Short problem: List each line of the data that holds the string "reaction".
* Start Extracted entries *
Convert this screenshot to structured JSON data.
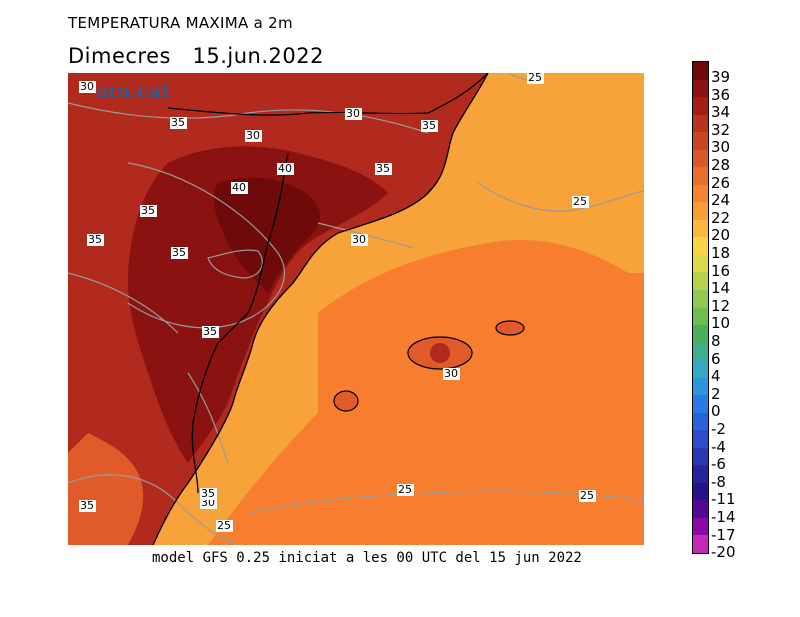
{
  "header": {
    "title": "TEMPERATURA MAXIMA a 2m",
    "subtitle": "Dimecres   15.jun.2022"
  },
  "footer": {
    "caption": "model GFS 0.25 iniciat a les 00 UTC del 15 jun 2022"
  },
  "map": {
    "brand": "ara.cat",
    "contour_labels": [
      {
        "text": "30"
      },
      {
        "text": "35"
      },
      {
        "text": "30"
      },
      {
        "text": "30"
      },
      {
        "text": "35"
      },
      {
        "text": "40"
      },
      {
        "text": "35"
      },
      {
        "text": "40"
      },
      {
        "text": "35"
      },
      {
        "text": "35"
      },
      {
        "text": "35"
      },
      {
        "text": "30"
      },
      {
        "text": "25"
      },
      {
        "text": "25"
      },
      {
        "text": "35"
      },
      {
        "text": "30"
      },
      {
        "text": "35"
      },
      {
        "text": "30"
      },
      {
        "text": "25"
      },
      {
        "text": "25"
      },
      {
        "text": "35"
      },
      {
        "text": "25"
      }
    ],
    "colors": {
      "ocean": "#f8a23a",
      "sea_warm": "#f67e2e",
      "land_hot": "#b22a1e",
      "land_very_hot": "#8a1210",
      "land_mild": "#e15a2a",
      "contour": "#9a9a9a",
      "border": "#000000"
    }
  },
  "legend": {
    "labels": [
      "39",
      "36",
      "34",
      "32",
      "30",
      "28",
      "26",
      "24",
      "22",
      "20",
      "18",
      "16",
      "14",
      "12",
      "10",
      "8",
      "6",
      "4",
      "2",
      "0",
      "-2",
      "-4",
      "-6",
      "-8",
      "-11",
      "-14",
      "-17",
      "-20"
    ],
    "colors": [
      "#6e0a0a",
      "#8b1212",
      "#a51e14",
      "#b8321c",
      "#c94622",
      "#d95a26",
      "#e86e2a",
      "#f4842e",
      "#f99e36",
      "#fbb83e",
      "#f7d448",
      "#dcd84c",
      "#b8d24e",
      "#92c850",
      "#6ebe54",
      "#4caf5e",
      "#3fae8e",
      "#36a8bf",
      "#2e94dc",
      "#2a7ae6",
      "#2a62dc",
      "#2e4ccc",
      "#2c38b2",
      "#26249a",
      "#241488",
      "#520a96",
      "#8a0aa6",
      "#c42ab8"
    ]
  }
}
* End Extracted entries *
* Start Extracted entries *
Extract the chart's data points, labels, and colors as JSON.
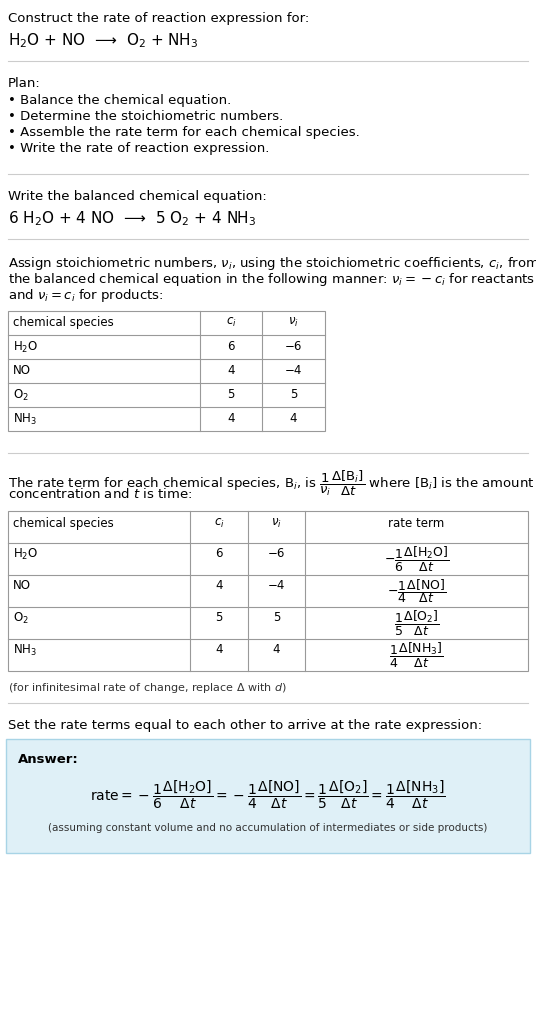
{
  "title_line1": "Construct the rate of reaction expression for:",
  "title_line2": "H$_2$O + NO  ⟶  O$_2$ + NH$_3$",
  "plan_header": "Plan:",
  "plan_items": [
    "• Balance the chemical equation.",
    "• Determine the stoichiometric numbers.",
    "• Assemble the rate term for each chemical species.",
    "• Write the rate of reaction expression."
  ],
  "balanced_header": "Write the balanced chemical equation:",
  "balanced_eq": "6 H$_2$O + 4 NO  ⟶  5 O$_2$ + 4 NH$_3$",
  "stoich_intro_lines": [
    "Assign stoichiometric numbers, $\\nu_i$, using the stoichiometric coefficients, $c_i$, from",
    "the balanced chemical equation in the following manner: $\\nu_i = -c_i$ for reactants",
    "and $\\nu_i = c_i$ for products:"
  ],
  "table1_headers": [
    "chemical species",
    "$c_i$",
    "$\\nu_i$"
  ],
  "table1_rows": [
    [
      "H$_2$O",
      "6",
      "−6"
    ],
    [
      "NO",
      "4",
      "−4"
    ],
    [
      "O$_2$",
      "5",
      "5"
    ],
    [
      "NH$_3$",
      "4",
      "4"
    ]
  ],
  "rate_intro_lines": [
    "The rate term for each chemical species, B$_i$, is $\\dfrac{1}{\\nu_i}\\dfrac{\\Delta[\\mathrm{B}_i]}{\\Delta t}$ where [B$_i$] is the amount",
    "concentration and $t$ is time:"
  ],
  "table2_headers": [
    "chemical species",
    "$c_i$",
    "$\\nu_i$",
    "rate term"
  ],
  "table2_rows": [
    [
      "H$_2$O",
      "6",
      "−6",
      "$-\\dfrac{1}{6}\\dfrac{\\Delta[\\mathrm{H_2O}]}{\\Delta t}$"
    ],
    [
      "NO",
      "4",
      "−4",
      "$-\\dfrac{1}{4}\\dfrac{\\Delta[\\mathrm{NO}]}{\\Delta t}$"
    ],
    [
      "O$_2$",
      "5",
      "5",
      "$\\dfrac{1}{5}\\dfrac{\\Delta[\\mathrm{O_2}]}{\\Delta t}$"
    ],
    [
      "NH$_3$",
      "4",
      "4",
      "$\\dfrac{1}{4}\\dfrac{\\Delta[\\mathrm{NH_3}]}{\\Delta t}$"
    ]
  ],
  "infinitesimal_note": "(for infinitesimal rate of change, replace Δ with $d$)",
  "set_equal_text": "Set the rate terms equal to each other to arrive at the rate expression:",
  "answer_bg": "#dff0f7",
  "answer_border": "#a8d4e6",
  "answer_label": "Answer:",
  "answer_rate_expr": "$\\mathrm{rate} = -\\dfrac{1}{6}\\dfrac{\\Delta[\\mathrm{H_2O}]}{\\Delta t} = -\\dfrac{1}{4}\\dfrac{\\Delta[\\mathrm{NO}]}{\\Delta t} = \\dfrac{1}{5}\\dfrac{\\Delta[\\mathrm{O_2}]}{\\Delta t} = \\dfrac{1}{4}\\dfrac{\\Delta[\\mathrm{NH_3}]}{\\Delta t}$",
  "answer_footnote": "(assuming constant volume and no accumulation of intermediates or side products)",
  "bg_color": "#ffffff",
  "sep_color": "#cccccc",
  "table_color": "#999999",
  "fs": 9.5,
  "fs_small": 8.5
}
* End Extracted entries *
* Start Extracted entries *
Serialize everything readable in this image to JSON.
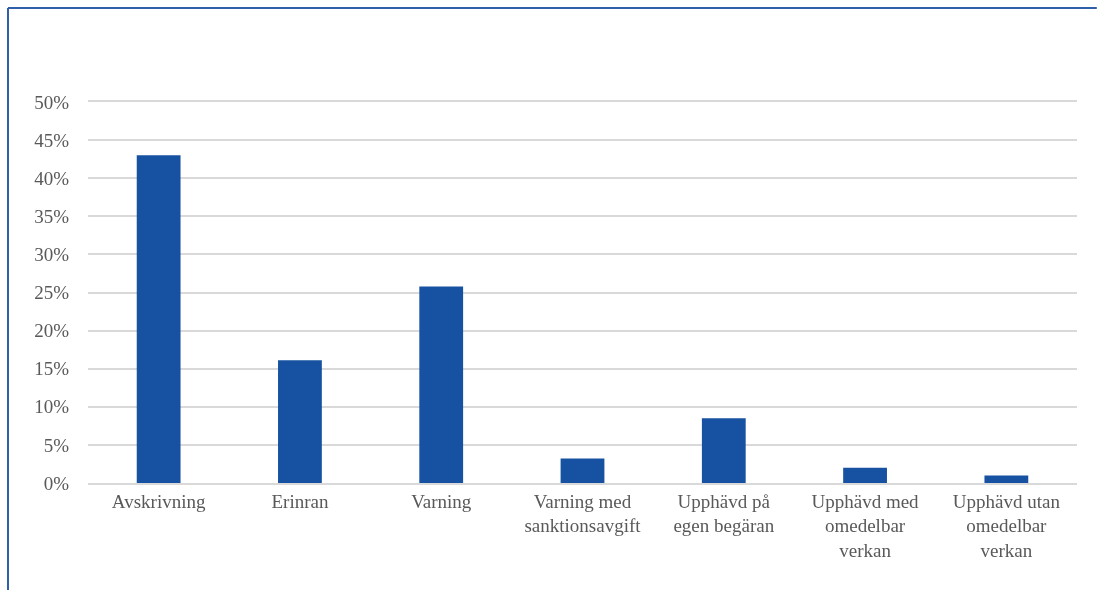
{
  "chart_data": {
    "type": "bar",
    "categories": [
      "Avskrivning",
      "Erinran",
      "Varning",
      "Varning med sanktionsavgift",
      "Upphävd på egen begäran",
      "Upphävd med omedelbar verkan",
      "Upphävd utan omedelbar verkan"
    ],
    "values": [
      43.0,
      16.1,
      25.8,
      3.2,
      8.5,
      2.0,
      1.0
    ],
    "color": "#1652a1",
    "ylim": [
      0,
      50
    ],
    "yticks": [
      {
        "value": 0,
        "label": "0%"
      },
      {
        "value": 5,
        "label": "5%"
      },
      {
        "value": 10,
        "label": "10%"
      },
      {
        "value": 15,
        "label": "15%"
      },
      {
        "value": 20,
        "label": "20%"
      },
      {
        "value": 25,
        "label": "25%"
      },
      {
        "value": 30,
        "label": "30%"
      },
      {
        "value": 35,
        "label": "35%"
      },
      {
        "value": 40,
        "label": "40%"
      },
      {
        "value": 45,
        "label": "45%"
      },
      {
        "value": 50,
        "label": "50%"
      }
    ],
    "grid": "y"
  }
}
* End Extracted entries *
Complete answer:
  "title_line1": "Construct the rate of reaction expression for:",
    "• Write the rate of reaction expression."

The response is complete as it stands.